- _WHAT IS NEEDED_
Without including any pictures, write out the listing below exactly.

++++ INPUT RECORDS

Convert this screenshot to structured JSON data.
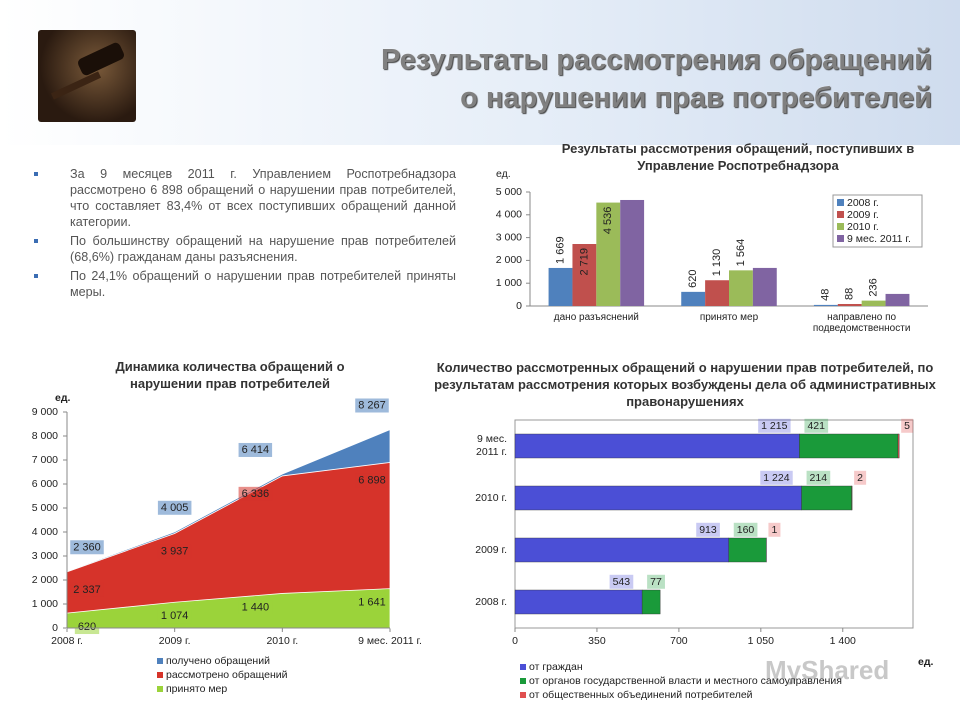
{
  "header": {
    "title_line1": "Результаты рассмотрения обращений",
    "title_line2": "о нарушении прав потребителей"
  },
  "bullets": [
    "За 9 месяцев 2011 г. Управлением Роспотребнадзора рассмотрено 6 898 обращений о нарушении прав потребителей, что составляет 83,4% от всех поступивших обращений данной категории.",
    "По большинству обращений на нарушение прав потребителей (68,6%) гражданам даны разъяснения.",
    "По 24,1% обращений о нарушении прав потребителей приняты меры."
  ],
  "watermark": "MyShared",
  "chart_data": [
    {
      "type": "bar",
      "title": "Результаты рассмотрения обращений, поступивших в Управление Роспотребнадзора",
      "ylabel": "ед.",
      "categories": [
        "дано разъяснений",
        "принято мер",
        "направлено по подведомственности"
      ],
      "series": [
        {
          "name": "2008 г.",
          "color": "#4f81bd",
          "values": [
            1669,
            620,
            48
          ],
          "value_labels": [
            "1 669",
            "620",
            "48"
          ]
        },
        {
          "name": "2009 г.",
          "color": "#c0504d",
          "values": [
            2719,
            1130,
            88
          ],
          "value_labels": [
            "2 719",
            "1 130",
            "88"
          ]
        },
        {
          "name": "2010 г.",
          "color": "#9bbb59",
          "values": [
            4536,
            1564,
            236
          ],
          "value_labels": [
            "4 536",
            "1 564",
            "236"
          ]
        },
        {
          "name": "9 мес. 2011 г.",
          "color": "#8064a2",
          "values": [
            4650,
            1670,
            530
          ]
        }
      ],
      "ylim": [
        0,
        5000
      ],
      "yticks": [
        0,
        {
          "value": 1000,
          "label": "1 000"
        },
        {
          "value": 2000,
          "label": "2 000"
        },
        {
          "value": 3000,
          "label": "3 000"
        },
        {
          "value": 4000,
          "label": "4 000"
        },
        {
          "value": 5000,
          "label": "5 000"
        }
      ]
    },
    {
      "type": "area",
      "title": "Динамика количества обращений о нарушении прав потребителей",
      "ylabel": "ед.",
      "categories": [
        "2008 г.",
        "2009 г.",
        "2010 г.",
        "9 мес. 2011 г."
      ],
      "series": [
        {
          "name": "получено обращений",
          "color": "#4f81bd",
          "values": [
            2360,
            4005,
            6414,
            8267
          ],
          "value_labels": [
            "2 360",
            "4 005",
            "6 414",
            "8 267"
          ]
        },
        {
          "name": "рассмотрено обращений",
          "color": "#d6332a",
          "values": [
            2337,
            3937,
            6336,
            6898
          ],
          "value_labels": [
            "2 337",
            "3 937",
            "6 336",
            "6 898"
          ]
        },
        {
          "name": "принято мер",
          "color": "#9bd33a",
          "values": [
            620,
            1074,
            1440,
            1641
          ],
          "value_labels": [
            "620",
            "1 074",
            "1 440",
            "1 641"
          ]
        }
      ],
      "ylim": [
        0,
        9000
      ],
      "yticks": [
        0,
        {
          "value": 1000,
          "label": "1 000"
        },
        {
          "value": 2000,
          "label": "2 000"
        },
        {
          "value": 3000,
          "label": "3 000"
        },
        {
          "value": 4000,
          "label": "4 000"
        },
        {
          "value": 5000,
          "label": "5 000"
        },
        {
          "value": 6000,
          "label": "6 000"
        },
        {
          "value": 7000,
          "label": "7 000"
        },
        {
          "value": 8000,
          "label": "8 000"
        },
        {
          "value": 9000,
          "label": "9 000"
        }
      ]
    },
    {
      "type": "bar",
      "orientation": "horizontal",
      "stacked": true,
      "title": "Количество рассмотренных обращений о нарушении прав потребителей, по результатам рассмотрения которых возбуждены дела об административных правонарушениях",
      "xlabel": "ед.",
      "categories": [
        "9 мес. 2011 г.",
        "2010 г.",
        "2009 г.",
        "2008 г."
      ],
      "series": [
        {
          "name": "от граждан",
          "color": "#4b4fd6",
          "values": [
            1215,
            1224,
            913,
            543
          ],
          "value_labels": [
            "1 215",
            "1 224",
            "913",
            "543"
          ]
        },
        {
          "name": "от органов государственной власти и местного самоуправления",
          "color": "#1a9a3a",
          "values": [
            421,
            214,
            160,
            77
          ]
        },
        {
          "name": "от общественных объединений потребителей",
          "color": "#e05050",
          "values": [
            5,
            2,
            1,
            null
          ]
        }
      ],
      "xlim": [
        0,
        1700
      ],
      "xticks": [
        0,
        350,
        700,
        {
          "value": 1050,
          "label": "1 050"
        },
        {
          "value": 1400,
          "label": "1 400"
        }
      ]
    }
  ]
}
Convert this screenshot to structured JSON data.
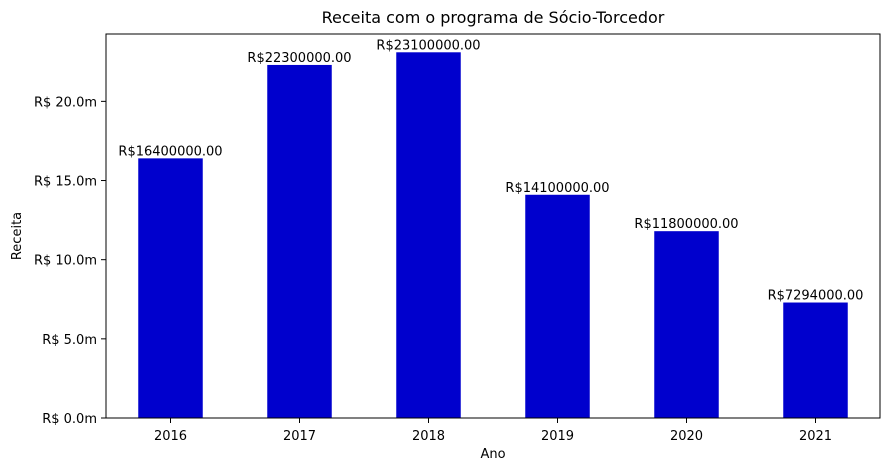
{
  "chart_data": {
    "type": "bar",
    "title": "Receita com o programa de Sócio-Torcedor",
    "xlabel": "Ano",
    "ylabel": "Receita",
    "categories": [
      "2016",
      "2017",
      "2018",
      "2019",
      "2020",
      "2021"
    ],
    "values": [
      16400000,
      22300000,
      23100000,
      14100000,
      11800000,
      7294000
    ],
    "data_labels": [
      "R$16400000.00",
      "R$22300000.00",
      "R$23100000.00",
      "R$14100000.00",
      "R$11800000.00",
      "R$7294000.00"
    ],
    "ylim": [
      0,
      24255000
    ],
    "yticks": [
      0,
      5000000,
      10000000,
      15000000,
      20000000
    ],
    "ytick_labels": [
      "R$ 0.0m",
      "R$ 5.0m",
      "R$ 10.0m",
      "R$ 15.0m",
      "R$ 20.0m"
    ],
    "grid": false,
    "legend": "none",
    "bar_color": "#0000cd"
  }
}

++++++++

- _SOLUTION FOR THIS TASK_
Convert this screenshot to structured JSON data.
{
  "header": {
    "title_line1": "Результаты рассмотрения обращений",
    "title_line2": "о нарушении прав потребителей"
  },
  "bullets": [
    "За 9 месяцев 2011 г. Управлением Роспотребнадзора рассмотрено 6 898 обращений о нарушении прав потребителей, что составляет 83,4% от всех поступивших обращений данной категории.",
    "По большинству обращений на нарушение прав потребителей (68,6%) гражданам даны разъяснения.",
    "По 24,1% обращений о нарушении прав потребителей приняты меры."
  ],
  "watermark": "MyShared",
  "chart_data": [
    {
      "type": "bar",
      "title": "Результаты рассмотрения обращений, поступивших в Управление Роспотребнадзора",
      "ylabel": "ед.",
      "categories": [
        "дано разъяснений",
        "принято мер",
        "направлено по подведомственности"
      ],
      "series": [
        {
          "name": "2008 г.",
          "color": "#4f81bd",
          "values": [
            1669,
            620,
            48
          ],
          "value_labels": [
            "1 669",
            "620",
            "48"
          ]
        },
        {
          "name": "2009 г.",
          "color": "#c0504d",
          "values": [
            2719,
            1130,
            88
          ],
          "value_labels": [
            "2 719",
            "1 130",
            "88"
          ]
        },
        {
          "name": "2010 г.",
          "color": "#9bbb59",
          "values": [
            4536,
            1564,
            236
          ],
          "value_labels": [
            "4 536",
            "1 564",
            "236"
          ]
        },
        {
          "name": "9 мес. 2011 г.",
          "color": "#8064a2",
          "values": [
            4650,
            1670,
            530
          ]
        }
      ],
      "ylim": [
        0,
        5000
      ],
      "yticks": [
        0,
        {
          "value": 1000,
          "label": "1 000"
        },
        {
          "value": 2000,
          "label": "2 000"
        },
        {
          "value": 3000,
          "label": "3 000"
        },
        {
          "value": 4000,
          "label": "4 000"
        },
        {
          "value": 5000,
          "label": "5 000"
        }
      ]
    },
    {
      "type": "area",
      "title": "Динамика количества обращений о нарушении прав потребителей",
      "ylabel": "ед.",
      "categories": [
        "2008 г.",
        "2009 г.",
        "2010 г.",
        "9 мес. 2011 г."
      ],
      "series": [
        {
          "name": "получено обращений",
          "color": "#4f81bd",
          "values": [
            2360,
            4005,
            6414,
            8267
          ],
          "value_labels": [
            "2 360",
            "4 005",
            "6 414",
            "8 267"
          ]
        },
        {
          "name": "рассмотрено обращений",
          "color": "#d6332a",
          "values": [
            2337,
            3937,
            6336,
            6898
          ],
          "value_labels": [
            "2 337",
            "3 937",
            "6 336",
            "6 898"
          ]
        },
        {
          "name": "принято мер",
          "color": "#9bd33a",
          "values": [
            620,
            1074,
            1440,
            1641
          ],
          "value_labels": [
            "620",
            "1 074",
            "1 440",
            "1 641"
          ]
        }
      ],
      "ylim": [
        0,
        9000
      ],
      "yticks": [
        0,
        {
          "value": 1000,
          "label": "1 000"
        },
        {
          "value": 2000,
          "label": "2 000"
        },
        {
          "value": 3000,
          "label": "3 000"
        },
        {
          "value": 4000,
          "label": "4 000"
        },
        {
          "value": 5000,
          "label": "5 000"
        },
        {
          "value": 6000,
          "label": "6 000"
        },
        {
          "value": 7000,
          "label": "7 000"
        },
        {
          "value": 8000,
          "label": "8 000"
        },
        {
          "value": 9000,
          "label": "9 000"
        }
      ]
    },
    {
      "type": "bar",
      "orientation": "horizontal",
      "stacked": true,
      "title": "Количество рассмотренных обращений о нарушении прав потребителей, по результатам рассмотрения которых возбуждены дела об административных правонарушениях",
      "xlabel": "ед.",
      "categories": [
        "9 мес. 2011 г.",
        "2010 г.",
        "2009 г.",
        "2008 г."
      ],
      "series": [
        {
          "name": "от граждан",
          "color": "#4b4fd6",
          "values": [
            1215,
            1224,
            913,
            543
          ],
          "value_labels": [
            "1 215",
            "1 224",
            "913",
            "543"
          ]
        },
        {
          "name": "от органов государственной власти и местного самоуправления",
          "color": "#1a9a3a",
          "values": [
            421,
            214,
            160,
            77
          ]
        },
        {
          "name": "от общественных объединений потребителей",
          "color": "#e05050",
          "values": [
            5,
            2,
            1,
            null
          ]
        }
      ],
      "xlim": [
        0,
        1700
      ],
      "xticks": [
        0,
        350,
        700,
        {
          "value": 1050,
          "label": "1 050"
        },
        {
          "value": 1400,
          "label": "1 400"
        }
      ]
    }
  ]
}
Convert this screenshot to structured JSON data.
{
  "chart_data": {
    "type": "bar",
    "title": "Receita com o programa de Sócio-Torcedor",
    "xlabel": "Ano",
    "ylabel": "Receita",
    "categories": [
      "2016",
      "2017",
      "2018",
      "2019",
      "2020",
      "2021"
    ],
    "values": [
      16400000,
      22300000,
      23100000,
      14100000,
      11800000,
      7294000
    ],
    "data_labels": [
      "R$16400000.00",
      "R$22300000.00",
      "R$23100000.00",
      "R$14100000.00",
      "R$11800000.00",
      "R$7294000.00"
    ],
    "ylim": [
      0,
      24255000
    ],
    "yticks": [
      0,
      5000000,
      10000000,
      15000000,
      20000000
    ],
    "ytick_labels": [
      "R$ 0.0m",
      "R$ 5.0m",
      "R$ 10.0m",
      "R$ 15.0m",
      "R$ 20.0m"
    ],
    "grid": false,
    "legend": "none",
    "bar_color": "#0000cd"
  }
}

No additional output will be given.